Work required: Retype every entry exactly, character for character.

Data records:
_ _ _
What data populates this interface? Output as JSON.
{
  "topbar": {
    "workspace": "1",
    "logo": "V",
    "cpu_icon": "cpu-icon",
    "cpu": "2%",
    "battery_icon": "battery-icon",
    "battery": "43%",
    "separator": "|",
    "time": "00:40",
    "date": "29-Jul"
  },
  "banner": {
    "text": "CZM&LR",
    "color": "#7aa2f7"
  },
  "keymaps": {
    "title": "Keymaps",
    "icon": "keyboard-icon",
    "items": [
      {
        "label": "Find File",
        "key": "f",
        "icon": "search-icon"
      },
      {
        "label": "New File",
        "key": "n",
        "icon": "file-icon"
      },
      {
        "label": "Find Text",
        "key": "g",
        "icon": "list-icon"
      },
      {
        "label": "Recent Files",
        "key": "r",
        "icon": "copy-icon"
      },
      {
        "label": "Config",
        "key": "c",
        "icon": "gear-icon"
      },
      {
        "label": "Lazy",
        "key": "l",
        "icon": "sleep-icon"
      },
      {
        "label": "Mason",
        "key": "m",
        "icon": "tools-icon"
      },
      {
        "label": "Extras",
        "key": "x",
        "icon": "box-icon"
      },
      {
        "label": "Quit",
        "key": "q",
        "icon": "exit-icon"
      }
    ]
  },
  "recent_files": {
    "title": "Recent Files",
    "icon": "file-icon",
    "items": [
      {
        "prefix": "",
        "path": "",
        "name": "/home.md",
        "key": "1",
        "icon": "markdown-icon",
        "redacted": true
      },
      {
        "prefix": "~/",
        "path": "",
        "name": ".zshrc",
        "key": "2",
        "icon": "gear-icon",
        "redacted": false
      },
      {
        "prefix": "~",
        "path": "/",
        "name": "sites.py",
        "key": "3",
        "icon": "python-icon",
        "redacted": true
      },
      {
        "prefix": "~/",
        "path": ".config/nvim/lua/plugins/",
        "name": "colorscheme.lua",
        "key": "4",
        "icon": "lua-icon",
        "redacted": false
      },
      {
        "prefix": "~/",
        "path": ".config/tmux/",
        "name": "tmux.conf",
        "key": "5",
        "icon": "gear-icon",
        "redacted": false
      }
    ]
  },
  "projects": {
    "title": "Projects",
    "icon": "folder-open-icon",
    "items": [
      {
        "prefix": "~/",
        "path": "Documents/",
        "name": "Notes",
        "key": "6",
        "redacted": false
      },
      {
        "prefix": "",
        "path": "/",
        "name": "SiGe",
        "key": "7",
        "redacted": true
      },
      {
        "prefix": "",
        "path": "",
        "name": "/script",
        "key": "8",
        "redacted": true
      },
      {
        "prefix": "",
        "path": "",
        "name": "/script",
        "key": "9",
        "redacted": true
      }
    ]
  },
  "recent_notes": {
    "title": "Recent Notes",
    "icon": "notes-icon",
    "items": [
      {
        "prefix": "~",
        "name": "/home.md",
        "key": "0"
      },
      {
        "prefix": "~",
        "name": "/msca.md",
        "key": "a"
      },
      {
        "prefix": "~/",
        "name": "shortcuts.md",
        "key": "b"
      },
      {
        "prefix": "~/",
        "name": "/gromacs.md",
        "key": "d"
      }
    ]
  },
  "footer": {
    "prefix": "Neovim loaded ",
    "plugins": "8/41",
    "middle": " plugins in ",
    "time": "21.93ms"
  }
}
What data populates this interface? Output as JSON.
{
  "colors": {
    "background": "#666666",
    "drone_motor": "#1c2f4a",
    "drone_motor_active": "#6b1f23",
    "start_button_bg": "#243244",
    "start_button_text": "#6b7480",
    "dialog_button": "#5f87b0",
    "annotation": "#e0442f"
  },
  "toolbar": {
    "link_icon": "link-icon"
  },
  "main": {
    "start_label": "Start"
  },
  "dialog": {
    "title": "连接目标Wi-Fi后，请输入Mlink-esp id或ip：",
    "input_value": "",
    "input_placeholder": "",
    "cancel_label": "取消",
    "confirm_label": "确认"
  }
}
_ _ _
Answer to the exercise:
What data populates this interface? Output as JSON.
{
  "topbar": {
    "workspace": "1",
    "logo": "V",
    "cpu_icon": "cpu-icon",
    "cpu": "2%",
    "battery_icon": "battery-icon",
    "battery": "43%",
    "separator": "|",
    "time": "00:40",
    "date": "29-Jul"
  },
  "banner": {
    "text": "CZM&LR",
    "color": "#7aa2f7"
  },
  "keymaps": {
    "title": "Keymaps",
    "icon": "keyboard-icon",
    "items": [
      {
        "label": "Find File",
        "key": "f",
        "icon": "search-icon"
      },
      {
        "label": "New File",
        "key": "n",
        "icon": "file-icon"
      },
      {
        "label": "Find Text",
        "key": "g",
        "icon": "list-icon"
      },
      {
        "label": "Recent Files",
        "key": "r",
        "icon": "copy-icon"
      },
      {
        "label": "Config",
        "key": "c",
        "icon": "gear-icon"
      },
      {
        "label": "Lazy",
        "key": "l",
        "icon": "sleep-icon"
      },
      {
        "label": "Mason",
        "key": "m",
        "icon": "tools-icon"
      },
      {
        "label": "Extras",
        "key": "x",
        "icon": "box-icon"
      },
      {
        "label": "Quit",
        "key": "q",
        "icon": "exit-icon"
      }
    ]
  },
  "recent_files": {
    "title": "Recent Files",
    "icon": "file-icon",
    "items": [
      {
        "prefix": "",
        "path": "",
        "name": "/home.md",
        "key": "1",
        "icon": "markdown-icon",
        "redacted": true
      },
      {
        "prefix": "~/",
        "path": "",
        "name": ".zshrc",
        "key": "2",
        "icon": "gear-icon",
        "redacted": false
      },
      {
        "prefix": "~",
        "path": "/",
        "name": "sites.py",
        "key": "3",
        "icon": "python-icon",
        "redacted": true
      },
      {
        "prefix": "~/",
        "path": ".config/nvim/lua/plugins/",
        "name": "colorscheme.lua",
        "key": "4",
        "icon": "lua-icon",
        "redacted": false
      },
      {
        "prefix": "~/",
        "path": ".config/tmux/",
        "name": "tmux.conf",
        "key": "5",
        "icon": "gear-icon",
        "redacted": false
      }
    ]
  },
  "projects": {
    "title": "Projects",
    "icon": "folder-open-icon",
    "items": [
      {
        "prefix": "~/",
        "path": "Documents/",
        "name": "Notes",
        "key": "6",
        "redacted": false
      },
      {
        "prefix": "",
        "path": "/",
        "name": "SiGe",
        "key": "7",
        "redacted": true
      },
      {
        "prefix": "",
        "path": "",
        "name": "/script",
        "key": "8",
        "redacted": true
      },
      {
        "prefix": "",
        "path": "",
        "name": "/script",
        "key": "9",
        "redacted": true
      }
    ]
  },
  "recent_notes": {
    "title": "Recent Notes",
    "icon": "notes-icon",
    "items": [
      {
        "prefix": "~",
        "name": "/home.md",
        "key": "0"
      },
      {
        "prefix": "~",
        "name": "/msca.md",
        "key": "a"
      },
      {
        "prefix": "~/",
        "name": "shortcuts.md",
        "key": "b"
      },
      {
        "prefix": "~/",
        "name": "/gromacs.md",
        "key": "d"
      }
    ]
  },
  "footer": {
    "prefix": "Neovim loaded ",
    "plugins": "8/41",
    "middle": " plugins in ",
    "time": "21.93ms"
  }
}
What data populates this interface? Output as JSON.
{
  "colors": {
    "background": "#666666",
    "drone_motor": "#1c2f4a",
    "drone_motor_active": "#6b1f23",
    "start_button_bg": "#243244",
    "start_button_text": "#6b7480",
    "dialog_button": "#5f87b0",
    "annotation": "#e0442f"
  },
  "toolbar": {
    "link_icon": "link-icon"
  },
  "main": {
    "start_label": "Start"
  },
  "dialog": {
    "title": "连接目标Wi-Fi后，请输入Mlink-esp id或ip：",
    "input_value": "",
    "input_placeholder": "",
    "cancel_label": "取消",
    "confirm_label": "确认"
  }
}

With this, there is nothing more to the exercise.